● Exercices:
a) Recopiez sans rien changer le passage du texte sur le code minier guinéen qui va de "Mais quelle n’aura" à "dans ce domaine.".
b) Poursuivez le texte sur le code minier guinéen à partir de sa dernière phrase.

● Texte à lire:
>>>>
De la rumeur à la réalité: Une partie de la CBG (re) vendue par le gouvernement. C’est en 2011 que le nouveau code minier a été adopté par le Conseil National de la Transition. Une idée que beaucoup ont trouvée «géniale» de la part du Président de la République de sécuriser enfin nos ressources minières et les recettes y découlant.

Mais quelle n’aura été la surprise des uns et des autres d’apprendre qu’un accord cadre portant sur «un programme d'investissement et de développement dans les ressources naturelles» a été signé entre la Guinée et les Emirats Arabes.

Au regard du libellé, on peut bien s’enorgueillir de l’acte car s’agissant a priori d’investissement et de développement dans le domaine de nos ressources. On ne s’encombre pas de savoir quelles concessions pourraient être concernées. Le nouveau code minier aidant, on se dira que puisque la Guinée est bien dotée par la nature, il ne pourrait avoir aucun couac dans ce domaine.
<<<<
● Données:
>>>>
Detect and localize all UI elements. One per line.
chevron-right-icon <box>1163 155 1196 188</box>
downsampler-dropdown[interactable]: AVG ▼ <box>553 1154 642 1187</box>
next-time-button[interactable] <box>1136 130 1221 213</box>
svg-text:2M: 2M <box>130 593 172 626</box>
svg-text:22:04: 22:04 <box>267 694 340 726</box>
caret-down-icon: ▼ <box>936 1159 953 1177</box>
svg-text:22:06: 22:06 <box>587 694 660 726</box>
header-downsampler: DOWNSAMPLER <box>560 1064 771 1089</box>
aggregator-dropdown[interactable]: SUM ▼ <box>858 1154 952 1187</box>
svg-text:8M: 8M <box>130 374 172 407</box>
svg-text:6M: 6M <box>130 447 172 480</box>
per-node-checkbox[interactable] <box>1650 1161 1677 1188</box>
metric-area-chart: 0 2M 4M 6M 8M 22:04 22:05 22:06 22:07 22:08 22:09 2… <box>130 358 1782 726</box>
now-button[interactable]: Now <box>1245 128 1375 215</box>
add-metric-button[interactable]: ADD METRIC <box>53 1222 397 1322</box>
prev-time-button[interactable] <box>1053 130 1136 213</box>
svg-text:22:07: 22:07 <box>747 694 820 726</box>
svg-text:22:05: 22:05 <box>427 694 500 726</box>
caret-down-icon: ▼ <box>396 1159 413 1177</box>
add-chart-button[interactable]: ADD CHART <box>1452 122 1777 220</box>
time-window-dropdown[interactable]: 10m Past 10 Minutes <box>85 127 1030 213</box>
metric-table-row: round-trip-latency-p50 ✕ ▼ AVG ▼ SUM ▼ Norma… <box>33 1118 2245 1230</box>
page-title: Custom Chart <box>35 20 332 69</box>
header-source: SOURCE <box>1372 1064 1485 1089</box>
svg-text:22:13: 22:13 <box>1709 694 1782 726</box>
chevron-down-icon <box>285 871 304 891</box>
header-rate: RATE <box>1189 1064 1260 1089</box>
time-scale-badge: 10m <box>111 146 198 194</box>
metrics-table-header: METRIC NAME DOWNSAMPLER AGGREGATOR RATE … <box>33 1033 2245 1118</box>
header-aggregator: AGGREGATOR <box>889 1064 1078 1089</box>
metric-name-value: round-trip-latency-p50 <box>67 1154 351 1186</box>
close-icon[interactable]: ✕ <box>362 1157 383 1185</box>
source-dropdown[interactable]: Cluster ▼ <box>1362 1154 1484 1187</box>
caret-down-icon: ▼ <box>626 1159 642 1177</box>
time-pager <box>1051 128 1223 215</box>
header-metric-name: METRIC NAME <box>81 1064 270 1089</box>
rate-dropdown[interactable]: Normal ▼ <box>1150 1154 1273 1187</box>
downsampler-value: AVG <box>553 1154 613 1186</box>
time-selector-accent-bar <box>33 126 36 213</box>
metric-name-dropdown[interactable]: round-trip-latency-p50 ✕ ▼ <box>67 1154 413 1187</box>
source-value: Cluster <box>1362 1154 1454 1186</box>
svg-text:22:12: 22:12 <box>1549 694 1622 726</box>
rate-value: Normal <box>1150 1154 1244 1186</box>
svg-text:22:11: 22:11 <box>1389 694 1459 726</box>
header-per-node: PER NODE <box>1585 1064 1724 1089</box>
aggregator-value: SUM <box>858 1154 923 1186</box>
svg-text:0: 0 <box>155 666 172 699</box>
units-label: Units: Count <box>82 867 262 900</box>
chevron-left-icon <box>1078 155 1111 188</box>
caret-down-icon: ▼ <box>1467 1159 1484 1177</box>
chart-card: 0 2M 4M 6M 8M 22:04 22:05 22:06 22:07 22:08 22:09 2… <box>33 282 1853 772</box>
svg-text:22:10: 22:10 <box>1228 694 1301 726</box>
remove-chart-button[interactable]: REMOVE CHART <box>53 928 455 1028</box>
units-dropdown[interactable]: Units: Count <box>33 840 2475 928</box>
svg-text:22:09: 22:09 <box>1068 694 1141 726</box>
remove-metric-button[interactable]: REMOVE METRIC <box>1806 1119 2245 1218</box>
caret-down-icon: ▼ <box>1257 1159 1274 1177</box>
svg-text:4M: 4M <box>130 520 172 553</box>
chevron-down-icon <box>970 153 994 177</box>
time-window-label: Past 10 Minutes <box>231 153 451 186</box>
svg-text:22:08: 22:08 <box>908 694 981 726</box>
<<<<
● Réponses attendues:
a)
Mais quelle n’aura été la surprise des uns et des autres d’apprendre qu’un accord cadre portant sur «un programme d'investissement et de développement dans les ressources naturelles» a été signé entre la Guinée et les Emirats Arabes.

Au regard du libellé, on peut bien s’enorgueillir de l’acte car s’agissant a priori d’investissement et de développement dans le domaine de nos ressources. On ne s’encombre pas de savoir quelles concessions pourraient être concernées. Le nouveau code minier aidant, on se dira que puisque la Guinée est bien dotée par la nature, il ne pourrait avoir aucun couac dans ce domaine.

b)
On va ainsi rester dans un flou artistique jusqu’à la découverte dudit document «signé dans la plus grande discrétion le 12 novembre 2011». Il est précisé au bas de celui-ci que «chaque partie a signé le présent accord, ou permis que le présent accord soit signé par ses représentants dûment autorisés».

Ainsi, au nom et pour le compte de la République de Guinée, il est signé par le Ministre des Mines et de la Géologie, Mohamed Lamine Fofana et au nom et pour le compte de MDC Industry Holding Company LLC, par M. Waleed Al Mokarrab Al Muhairi, directeur des opérations de Mubadala Development Company.

A la vue du document donc, on remarque clairement les visées des nouveaux partenaires: les actions de la Guinée au capital de la (CBG). Des parts qui sont de 49 %.

Le document porte le code 006Z/002/9207/102f/393/51629.

AfricaLog a pu se procurer l’essentiel des clauses de cet accord cadre.

Il faut souligner que MDC Industry Holding Company, LLC est une filiale à 100% de Mubadala Development Company PJSC.

L’accord dispose en son article 2.2.1: "L’investissement de Mubadala dans la CBG à hauteur de 23 pour cent (tel que plus amplement décrit dans l'article 3, investissement CBG)"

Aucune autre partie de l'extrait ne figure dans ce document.